**PROVIDED INFORMATION**
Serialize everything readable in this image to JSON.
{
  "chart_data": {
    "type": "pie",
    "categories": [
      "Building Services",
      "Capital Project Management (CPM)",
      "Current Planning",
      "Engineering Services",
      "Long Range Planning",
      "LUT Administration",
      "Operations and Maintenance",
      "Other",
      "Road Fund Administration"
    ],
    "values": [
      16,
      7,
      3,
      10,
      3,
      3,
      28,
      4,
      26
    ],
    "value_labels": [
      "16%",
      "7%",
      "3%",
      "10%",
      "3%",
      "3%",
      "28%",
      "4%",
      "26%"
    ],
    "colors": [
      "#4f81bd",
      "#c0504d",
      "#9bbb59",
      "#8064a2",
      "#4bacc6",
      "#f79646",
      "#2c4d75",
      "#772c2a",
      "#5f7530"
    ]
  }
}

**REQUIREMENT**
Retype the material above, line by line, exactly.

**TASK RESULT**
Serialize everything readable in this image to JSON.
{
  "chart_data": {
    "type": "pie",
    "categories": [
      "Building Services",
      "Capital Project Management (CPM)",
      "Current Planning",
      "Engineering Services",
      "Long Range Planning",
      "LUT Administration",
      "Operations and Maintenance",
      "Other",
      "Road Fund Administration"
    ],
    "values": [
      16,
      7,
      3,
      10,
      3,
      3,
      28,
      4,
      26
    ],
    "value_labels": [
      "16%",
      "7%",
      "3%",
      "10%",
      "3%",
      "3%",
      "28%",
      "4%",
      "26%"
    ],
    "colors": [
      "#4f81bd",
      "#c0504d",
      "#9bbb59",
      "#8064a2",
      "#4bacc6",
      "#f79646",
      "#2c4d75",
      "#772c2a",
      "#5f7530"
    ]
  }
}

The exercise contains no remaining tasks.